** Description of the task **
Report each line of the data that includes the word "установками".

** Given information **

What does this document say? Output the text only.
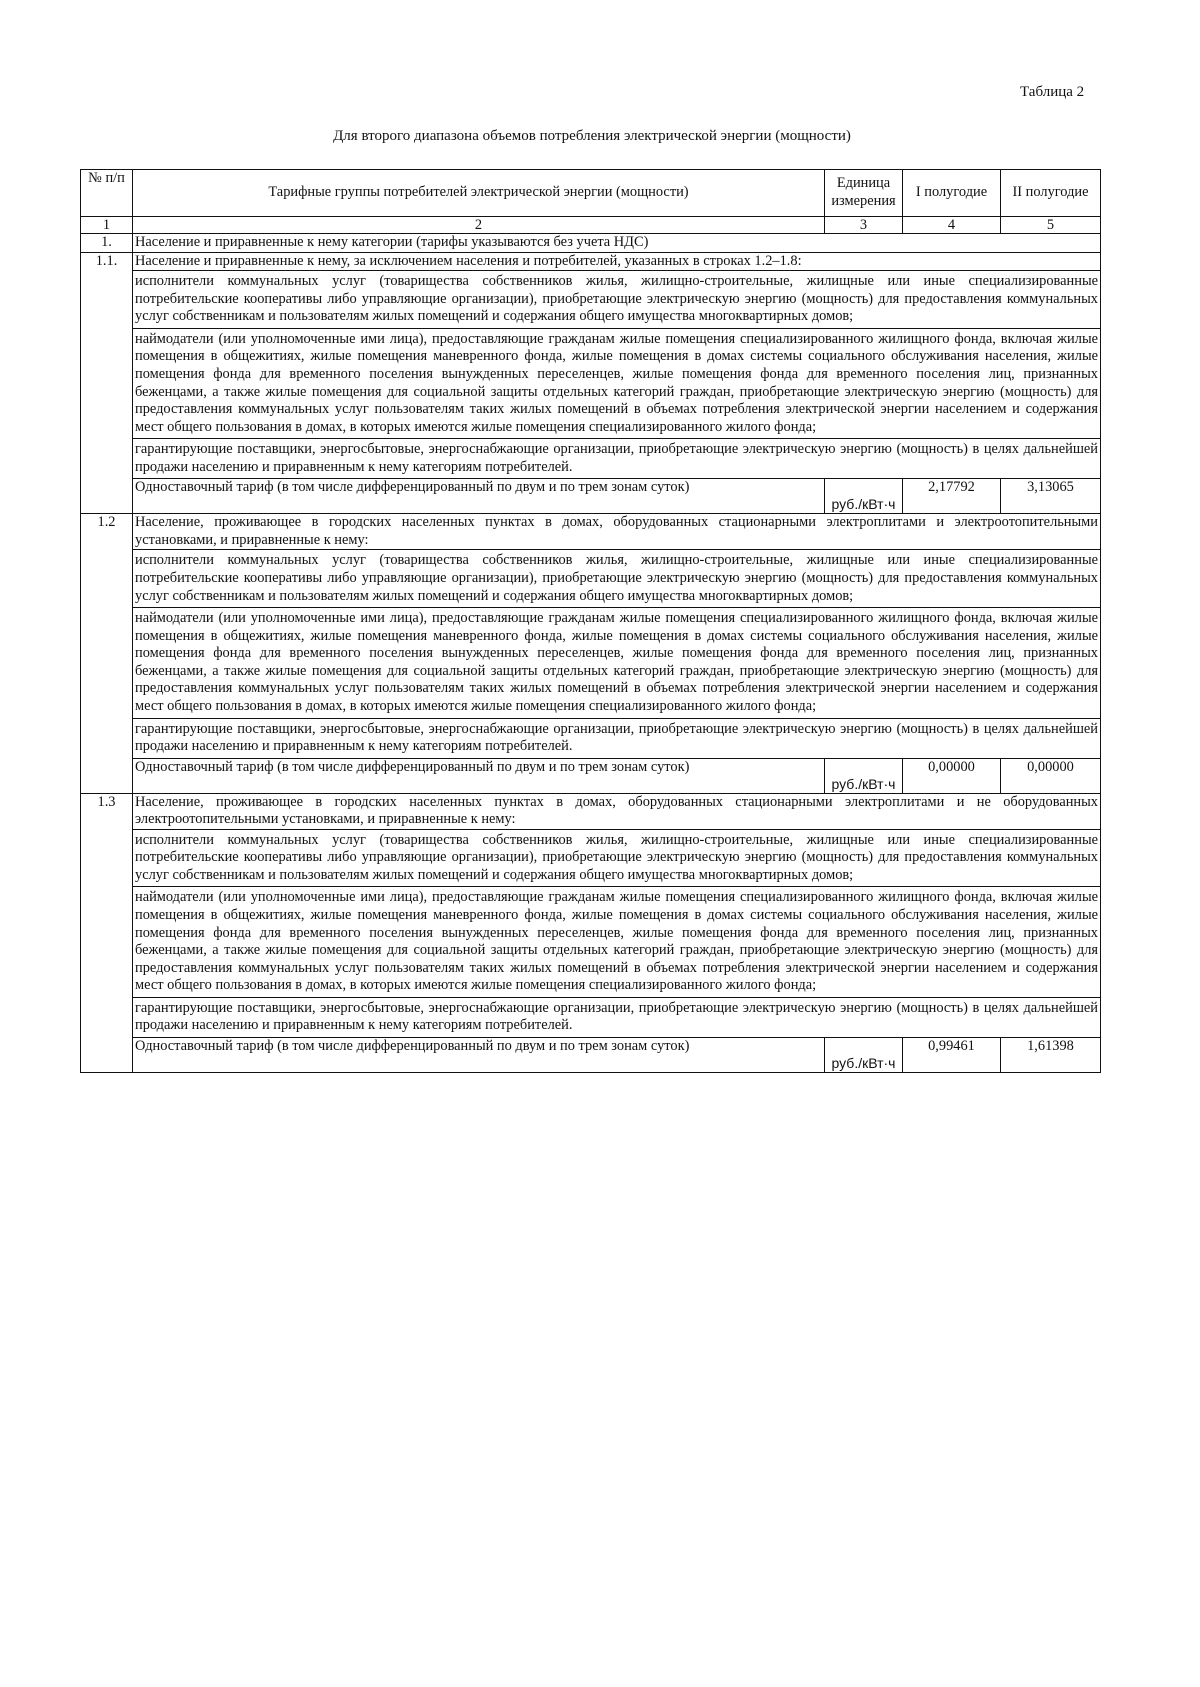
Таблица 2
Для второго диапазона объемов потребления электрической энергии (мощности)
№ п/п	Тарифные группы потребителей электрической энергии (мощности)	Единица измерения	I полугодие	II полугодие
1	2	3	4	5
1.	Население и приравненные к нему категории (тарифы указываются без учета НДС)			
1.1.	Население и приравненные к нему, за исключением населения и потребителей, указанных в строках 1.2–1.8:			
	исполнители коммунальных услуг (товарищества собственников жилья, жилищно-строительные, жилищные или иные специализированные потребительские кооперативы либо управляющие организации), приобретающие электрическую энергию (мощность) для предоставления коммунальных услуг собственникам и пользователям жилых помещений и содержания общего имущества многоквартирных домов;			
	наймодатели (или уполномоченные ими лица), предоставляющие гражданам жилые помещения специализированного жилищного фонда, включая жилые помещения в общежитиях, жилые помещения маневренного фонда, жилые помещения в домах системы социального обслуживания населения, жилые помещения фонда для временного поселения вынужденных переселенцев, жилые помещения фонда для временного поселения лиц, признанных беженцами, а также жилые помещения для социальной защиты отдельных категорий граждан, приобретающие электрическую энергию (мощность) для предоставления коммунальных услуг пользователям таких жилых помещений в объемах потребления электрической энергии населением и содержания мест общего пользования в домах, в которых имеются жилые помещения специализированного жилого фонда;			
	гарантирующие поставщики, энергосбытовые, энергоснабжающие организации, приобретающие электрическую энергию (мощность) в целях дальнейшей продажи населению и приравненным к нему категориям потребителей.			
	Одноставочный тариф (в том числе дифференцированный по двум и по трем зонам суток)	руб./кВт·ч	2,17792	3,13065
1.2	Население, проживающее в городских населенных пунктах в домах, оборудованных стационарными электроплитами и электроотопительными установками, и приравненные к нему:			
	исполнители коммунальных услуг (товарищества собственников жилья, жилищно-строительные, жилищные или иные специализированные потребительские кооперативы либо управляющие организации), приобретающие электрическую энергию (мощность) для предоставления коммунальных услуг собственникам и пользователям жилых помещений и содержания общего имущества многоквартирных домов;			
	наймодатели (или уполномоченные ими лица), предоставляющие гражданам жилые помещения специализированного жилищного фонда, включая жилые помещения в общежитиях, жилые помещения маневренного фонда, жилые помещения в домах системы социального обслуживания населения, жилые помещения фонда для временного поселения вынужденных переселенцев, жилые помещения фонда для временного поселения лиц, признанных беженцами, а также жилые помещения для социальной защиты отдельных категорий граждан, приобретающие электрическую энергию (мощность) для предоставления коммунальных услуг пользователям таких жилых помещений в объемах потребления электрической энергии населением и содержания мест общего пользования в домах, в которых имеются жилые помещения специализированного жилого фонда;			
	гарантирующие поставщики, энергосбытовые, энергоснабжающие организации, приобретающие электрическую энергию (мощность) в целях дальнейшей продажи населению и приравненным к нему категориям потребителей.			
	Одноставочный тариф (в том числе дифференцированный по двум и по трем зонам суток)	руб./кВт·ч	0,00000	0,00000
1.3	Население, проживающее в городских населенных пунктах в домах, оборудованных стационарными электроплитами и не оборудованных электроотопительными установками, и приравненные к нему:			
	исполнители коммунальных услуг (товарищества собственников жилья, жилищно-строительные, жилищные или иные специализированные потребительские кооперативы либо управляющие организации), приобретающие электрическую энергию (мощность) для предоставления коммунальных услуг собственникам и пользователям жилых помещений и содержания общего имущества многоквартирных домов;			
	наймодатели (или уполномоченные ими лица), предоставляющие гражданам жилые помещения специализированного жилищного фонда, включая жилые помещения в общежитиях, жилые помещения маневренного фонда, жилые помещения в домах системы социального обслуживания населения, жилые помещения фонда для временного поселения вынужденных переселенцев, жилые помещения фонда для временного поселения лиц, признанных беженцами, а также жилые помещения для социальной защиты отдельных категорий граждан, приобретающие электрическую энергию (мощность) для предоставления коммунальных услуг пользователям таких жилых помещений в объемах потребления электрической энергии населением и содержания мест общего пользования в домах, в которых имеются жилые помещения специализированного жилого фонда;			
	гарантирующие поставщики, энергосбытовые, энергоснабжающие организации, приобретающие электрическую энергию (мощность) в целях дальнейшей продажи населению и приравненным к нему категориям потребителей.			
	Одноставочный тариф (в том числе дифференцированный по двум и по трем зонам суток)	руб./кВт·ч	0,99461	1,61398
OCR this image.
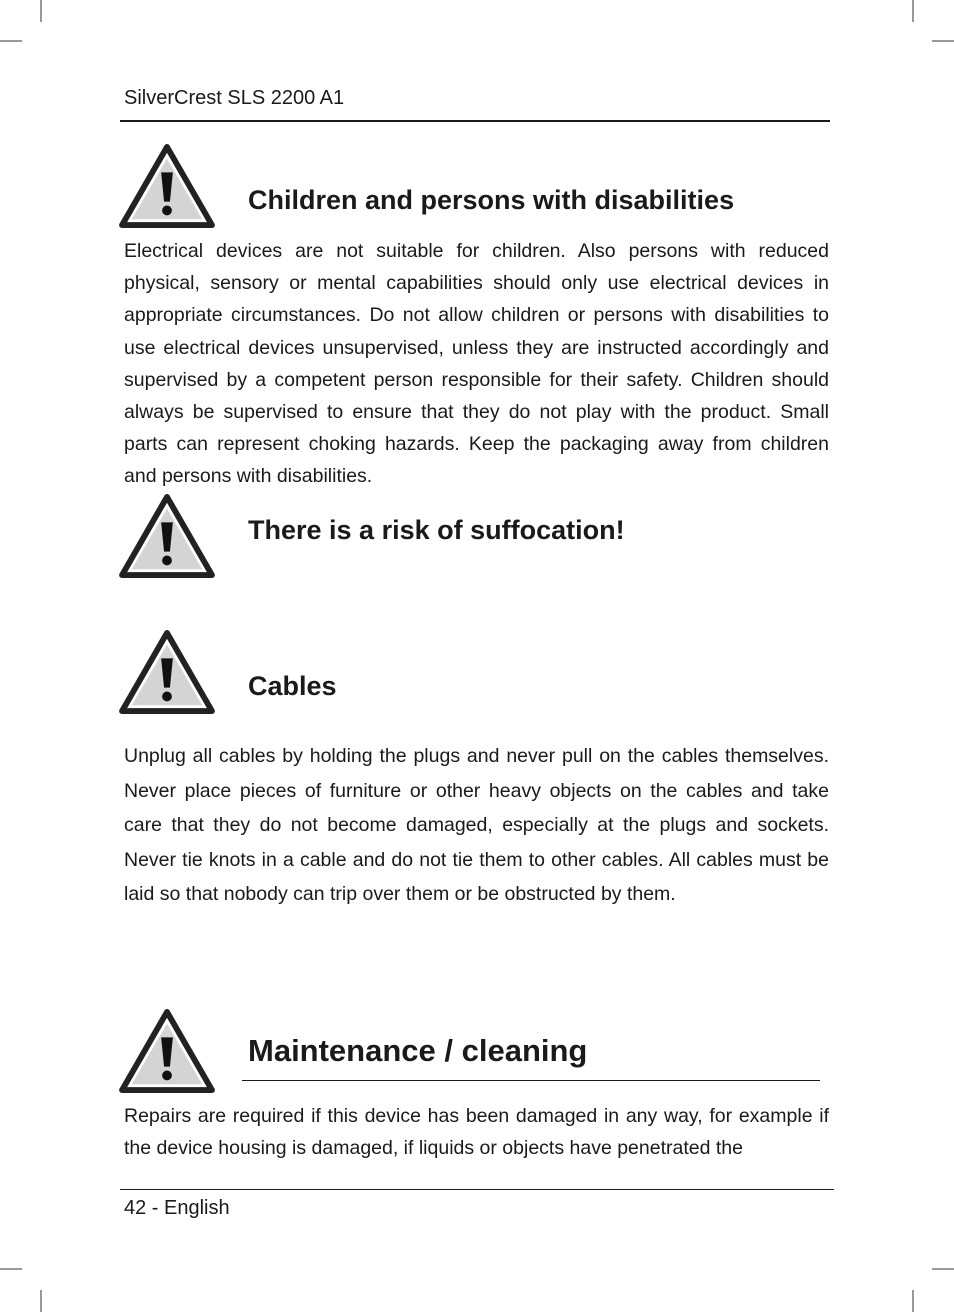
SilverCrest SLS 2200 A1
Children and persons with disabilities

Electrical devices are not suitable for children. Also persons with reduced physical, sensory or mental capabilities should only use electrical devices in appropriate circumstances. Do not allow children or persons with disabilities to use electrical devices unsupervised, unless they are instructed accordingly and supervised by a competent person responsible for their safety. Children should always be supervised to ensure that they do not play with the product. Small parts can represent choking hazards. Keep the packaging away from children and persons with disabilities.

There is a risk of suffocation!
Cables

Unplug all cables by holding the plugs and never pull on the cables themselves. Never place pieces of furniture or other heavy objects on the cables and take care that they do not become damaged, especially at the plugs and sockets. Never tie knots in a cable and do not tie them to other cables. All cables must be laid so that nobody can trip over them or be obstructed by them.

Maintenance / cleaning

Repairs are required if this device has been damaged in any way, for example if the device housing is damaged, if liquids or objects have penetrated the

42 - English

** Answer to the problem **
1.2	Население, проживающее в городских населенных пунктах в домах, оборудованных стационарными электроплитами и электроотопительными установками, и приравненные к нему:			
1.3	Население, проживающее в городских населенных пунктах в домах, оборудованных стационарными электроплитами и не оборудованных электроотопительными установками, и приравненные к нему:			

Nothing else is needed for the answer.